◆ **DIRECTIONS**
Repeat every record below exactly as written.

— start of DATA LISTING —

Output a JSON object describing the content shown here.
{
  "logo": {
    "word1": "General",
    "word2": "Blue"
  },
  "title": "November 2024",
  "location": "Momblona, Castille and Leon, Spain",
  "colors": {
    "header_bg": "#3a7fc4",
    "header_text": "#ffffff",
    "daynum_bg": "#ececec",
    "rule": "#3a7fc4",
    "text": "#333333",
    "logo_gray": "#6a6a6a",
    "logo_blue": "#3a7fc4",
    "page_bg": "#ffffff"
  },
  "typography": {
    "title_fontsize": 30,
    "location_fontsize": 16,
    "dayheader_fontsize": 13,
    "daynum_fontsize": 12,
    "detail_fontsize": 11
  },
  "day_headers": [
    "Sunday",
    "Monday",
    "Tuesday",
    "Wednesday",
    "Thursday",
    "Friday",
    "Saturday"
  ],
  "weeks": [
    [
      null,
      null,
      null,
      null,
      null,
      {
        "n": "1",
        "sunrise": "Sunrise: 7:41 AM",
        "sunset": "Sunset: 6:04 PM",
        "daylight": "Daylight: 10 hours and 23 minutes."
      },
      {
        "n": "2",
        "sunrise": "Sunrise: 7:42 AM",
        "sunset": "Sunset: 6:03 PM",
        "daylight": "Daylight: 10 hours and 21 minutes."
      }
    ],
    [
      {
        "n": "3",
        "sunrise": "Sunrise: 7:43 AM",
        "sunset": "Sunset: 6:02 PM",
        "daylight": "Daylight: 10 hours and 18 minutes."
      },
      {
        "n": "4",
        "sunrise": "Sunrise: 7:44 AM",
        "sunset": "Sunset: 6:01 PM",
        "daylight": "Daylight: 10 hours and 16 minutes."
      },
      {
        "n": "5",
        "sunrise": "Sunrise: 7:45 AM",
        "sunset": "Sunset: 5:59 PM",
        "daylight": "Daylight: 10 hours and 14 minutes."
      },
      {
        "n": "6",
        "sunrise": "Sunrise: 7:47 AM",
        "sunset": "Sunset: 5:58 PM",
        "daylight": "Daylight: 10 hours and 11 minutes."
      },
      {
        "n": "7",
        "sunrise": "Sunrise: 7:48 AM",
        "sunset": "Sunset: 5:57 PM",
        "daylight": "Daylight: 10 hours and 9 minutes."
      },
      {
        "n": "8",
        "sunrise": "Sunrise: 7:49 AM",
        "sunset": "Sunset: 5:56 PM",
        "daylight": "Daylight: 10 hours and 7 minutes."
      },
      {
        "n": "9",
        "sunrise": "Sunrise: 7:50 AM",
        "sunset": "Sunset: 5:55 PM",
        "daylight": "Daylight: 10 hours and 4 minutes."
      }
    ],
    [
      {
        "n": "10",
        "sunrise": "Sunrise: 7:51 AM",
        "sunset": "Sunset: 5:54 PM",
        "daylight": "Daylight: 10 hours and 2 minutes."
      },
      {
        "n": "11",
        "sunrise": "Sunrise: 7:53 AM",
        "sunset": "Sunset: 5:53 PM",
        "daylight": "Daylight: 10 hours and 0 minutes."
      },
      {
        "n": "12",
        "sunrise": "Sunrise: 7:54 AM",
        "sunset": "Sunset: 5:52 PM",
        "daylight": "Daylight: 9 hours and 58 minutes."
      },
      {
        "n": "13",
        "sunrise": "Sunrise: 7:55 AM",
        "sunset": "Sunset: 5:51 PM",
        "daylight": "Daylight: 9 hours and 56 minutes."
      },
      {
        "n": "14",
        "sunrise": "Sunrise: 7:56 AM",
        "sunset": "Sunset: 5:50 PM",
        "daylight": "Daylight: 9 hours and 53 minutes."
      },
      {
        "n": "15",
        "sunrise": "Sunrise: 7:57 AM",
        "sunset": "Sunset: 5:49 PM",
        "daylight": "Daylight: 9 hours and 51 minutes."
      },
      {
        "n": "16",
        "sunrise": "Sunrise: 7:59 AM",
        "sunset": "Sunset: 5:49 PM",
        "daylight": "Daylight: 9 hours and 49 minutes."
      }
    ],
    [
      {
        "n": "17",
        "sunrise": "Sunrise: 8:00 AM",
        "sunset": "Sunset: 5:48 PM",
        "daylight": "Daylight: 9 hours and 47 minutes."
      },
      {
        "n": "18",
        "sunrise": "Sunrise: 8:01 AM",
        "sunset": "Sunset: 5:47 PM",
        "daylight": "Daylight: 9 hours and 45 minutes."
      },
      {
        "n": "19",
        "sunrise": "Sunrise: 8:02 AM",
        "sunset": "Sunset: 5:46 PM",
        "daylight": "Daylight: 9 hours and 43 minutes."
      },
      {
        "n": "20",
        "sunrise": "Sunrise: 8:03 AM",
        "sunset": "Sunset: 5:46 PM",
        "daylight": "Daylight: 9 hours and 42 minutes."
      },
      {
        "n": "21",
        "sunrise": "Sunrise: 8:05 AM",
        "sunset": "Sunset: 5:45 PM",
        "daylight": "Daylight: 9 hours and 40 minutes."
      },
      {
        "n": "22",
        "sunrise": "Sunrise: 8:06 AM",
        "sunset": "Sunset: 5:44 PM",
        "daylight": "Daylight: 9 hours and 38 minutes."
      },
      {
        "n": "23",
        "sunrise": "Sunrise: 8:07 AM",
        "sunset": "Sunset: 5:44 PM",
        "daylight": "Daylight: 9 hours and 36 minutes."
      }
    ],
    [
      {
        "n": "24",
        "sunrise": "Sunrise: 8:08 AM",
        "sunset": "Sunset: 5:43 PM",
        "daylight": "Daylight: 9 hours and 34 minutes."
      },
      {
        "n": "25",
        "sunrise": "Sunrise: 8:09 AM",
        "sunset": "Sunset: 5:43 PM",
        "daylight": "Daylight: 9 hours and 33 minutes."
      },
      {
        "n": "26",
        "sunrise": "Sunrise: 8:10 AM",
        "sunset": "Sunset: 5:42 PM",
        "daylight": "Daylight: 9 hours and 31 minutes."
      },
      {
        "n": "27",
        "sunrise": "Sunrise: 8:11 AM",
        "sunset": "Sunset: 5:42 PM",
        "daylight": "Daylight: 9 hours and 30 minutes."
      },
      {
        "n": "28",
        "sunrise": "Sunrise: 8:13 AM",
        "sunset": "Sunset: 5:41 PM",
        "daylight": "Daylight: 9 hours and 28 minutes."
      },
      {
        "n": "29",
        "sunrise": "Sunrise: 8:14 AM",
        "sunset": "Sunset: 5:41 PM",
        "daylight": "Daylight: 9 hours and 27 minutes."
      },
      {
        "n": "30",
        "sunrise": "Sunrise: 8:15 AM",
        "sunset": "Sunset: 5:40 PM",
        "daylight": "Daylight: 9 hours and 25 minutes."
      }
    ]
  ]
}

— end of DATA LISTING —

◆ **RESPONSE TO THE TASK**
Output a JSON object describing the content shown here.
{
  "logo": {
    "word1": "General",
    "word2": "Blue"
  },
  "title": "November 2024",
  "location": "Momblona, Castille and Leon, Spain",
  "colors": {
    "header_bg": "#3a7fc4",
    "header_text": "#ffffff",
    "daynum_bg": "#ececec",
    "rule": "#3a7fc4",
    "text": "#333333",
    "logo_gray": "#6a6a6a",
    "logo_blue": "#3a7fc4",
    "page_bg": "#ffffff"
  },
  "typography": {
    "title_fontsize": 30,
    "location_fontsize": 16,
    "dayheader_fontsize": 13,
    "daynum_fontsize": 12,
    "detail_fontsize": 11
  },
  "day_headers": [
    "Sunday",
    "Monday",
    "Tuesday",
    "Wednesday",
    "Thursday",
    "Friday",
    "Saturday"
  ],
  "weeks": [
    [
      null,
      null,
      null,
      null,
      null,
      {
        "n": "1",
        "sunrise": "Sunrise: 7:41 AM",
        "sunset": "Sunset: 6:04 PM",
        "daylight": "Daylight: 10 hours and 23 minutes."
      },
      {
        "n": "2",
        "sunrise": "Sunrise: 7:42 AM",
        "sunset": "Sunset: 6:03 PM",
        "daylight": "Daylight: 10 hours and 21 minutes."
      }
    ],
    [
      {
        "n": "3",
        "sunrise": "Sunrise: 7:43 AM",
        "sunset": "Sunset: 6:02 PM",
        "daylight": "Daylight: 10 hours and 18 minutes."
      },
      {
        "n": "4",
        "sunrise": "Sunrise: 7:44 AM",
        "sunset": "Sunset: 6:01 PM",
        "daylight": "Daylight: 10 hours and 16 minutes."
      },
      {
        "n": "5",
        "sunrise": "Sunrise: 7:45 AM",
        "sunset": "Sunset: 5:59 PM",
        "daylight": "Daylight: 10 hours and 14 minutes."
      },
      {
        "n": "6",
        "sunrise": "Sunrise: 7:47 AM",
        "sunset": "Sunset: 5:58 PM",
        "daylight": "Daylight: 10 hours and 11 minutes."
      },
      {
        "n": "7",
        "sunrise": "Sunrise: 7:48 AM",
        "sunset": "Sunset: 5:57 PM",
        "daylight": "Daylight: 10 hours and 9 minutes."
      },
      {
        "n": "8",
        "sunrise": "Sunrise: 7:49 AM",
        "sunset": "Sunset: 5:56 PM",
        "daylight": "Daylight: 10 hours and 7 minutes."
      },
      {
        "n": "9",
        "sunrise": "Sunrise: 7:50 AM",
        "sunset": "Sunset: 5:55 PM",
        "daylight": "Daylight: 10 hours and 4 minutes."
      }
    ],
    [
      {
        "n": "10",
        "sunrise": "Sunrise: 7:51 AM",
        "sunset": "Sunset: 5:54 PM",
        "daylight": "Daylight: 10 hours and 2 minutes."
      },
      {
        "n": "11",
        "sunrise": "Sunrise: 7:53 AM",
        "sunset": "Sunset: 5:53 PM",
        "daylight": "Daylight: 10 hours and 0 minutes."
      },
      {
        "n": "12",
        "sunrise": "Sunrise: 7:54 AM",
        "sunset": "Sunset: 5:52 PM",
        "daylight": "Daylight: 9 hours and 58 minutes."
      },
      {
        "n": "13",
        "sunrise": "Sunrise: 7:55 AM",
        "sunset": "Sunset: 5:51 PM",
        "daylight": "Daylight: 9 hours and 56 minutes."
      },
      {
        "n": "14",
        "sunrise": "Sunrise: 7:56 AM",
        "sunset": "Sunset: 5:50 PM",
        "daylight": "Daylight: 9 hours and 53 minutes."
      },
      {
        "n": "15",
        "sunrise": "Sunrise: 7:57 AM",
        "sunset": "Sunset: 5:49 PM",
        "daylight": "Daylight: 9 hours and 51 minutes."
      },
      {
        "n": "16",
        "sunrise": "Sunrise: 7:59 AM",
        "sunset": "Sunset: 5:49 PM",
        "daylight": "Daylight: 9 hours and 49 minutes."
      }
    ],
    [
      {
        "n": "17",
        "sunrise": "Sunrise: 8:00 AM",
        "sunset": "Sunset: 5:48 PM",
        "daylight": "Daylight: 9 hours and 47 minutes."
      },
      {
        "n": "18",
        "sunrise": "Sunrise: 8:01 AM",
        "sunset": "Sunset: 5:47 PM",
        "daylight": "Daylight: 9 hours and 45 minutes."
      },
      {
        "n": "19",
        "sunrise": "Sunrise: 8:02 AM",
        "sunset": "Sunset: 5:46 PM",
        "daylight": "Daylight: 9 hours and 43 minutes."
      },
      {
        "n": "20",
        "sunrise": "Sunrise: 8:03 AM",
        "sunset": "Sunset: 5:46 PM",
        "daylight": "Daylight: 9 hours and 42 minutes."
      },
      {
        "n": "21",
        "sunrise": "Sunrise: 8:05 AM",
        "sunset": "Sunset: 5:45 PM",
        "daylight": "Daylight: 9 hours and 40 minutes."
      },
      {
        "n": "22",
        "sunrise": "Sunrise: 8:06 AM",
        "sunset": "Sunset: 5:44 PM",
        "daylight": "Daylight: 9 hours and 38 minutes."
      },
      {
        "n": "23",
        "sunrise": "Sunrise: 8:07 AM",
        "sunset": "Sunset: 5:44 PM",
        "daylight": "Daylight: 9 hours and 36 minutes."
      }
    ],
    [
      {
        "n": "24",
        "sunrise": "Sunrise: 8:08 AM",
        "sunset": "Sunset: 5:43 PM",
        "daylight": "Daylight: 9 hours and 34 minutes."
      },
      {
        "n": "25",
        "sunrise": "Sunrise: 8:09 AM",
        "sunset": "Sunset: 5:43 PM",
        "daylight": "Daylight: 9 hours and 33 minutes."
      },
      {
        "n": "26",
        "sunrise": "Sunrise: 8:10 AM",
        "sunset": "Sunset: 5:42 PM",
        "daylight": "Daylight: 9 hours and 31 minutes."
      },
      {
        "n": "27",
        "sunrise": "Sunrise: 8:11 AM",
        "sunset": "Sunset: 5:42 PM",
        "daylight": "Daylight: 9 hours and 30 minutes."
      },
      {
        "n": "28",
        "sunrise": "Sunrise: 8:13 AM",
        "sunset": "Sunset: 5:41 PM",
        "daylight": "Daylight: 9 hours and 28 minutes."
      },
      {
        "n": "29",
        "sunrise": "Sunrise: 8:14 AM",
        "sunset": "Sunset: 5:41 PM",
        "daylight": "Daylight: 9 hours and 27 minutes."
      },
      {
        "n": "30",
        "sunrise": "Sunrise: 8:15 AM",
        "sunset": "Sunset: 5:40 PM",
        "daylight": "Daylight: 9 hours and 25 minutes."
      }
    ]
  ]
}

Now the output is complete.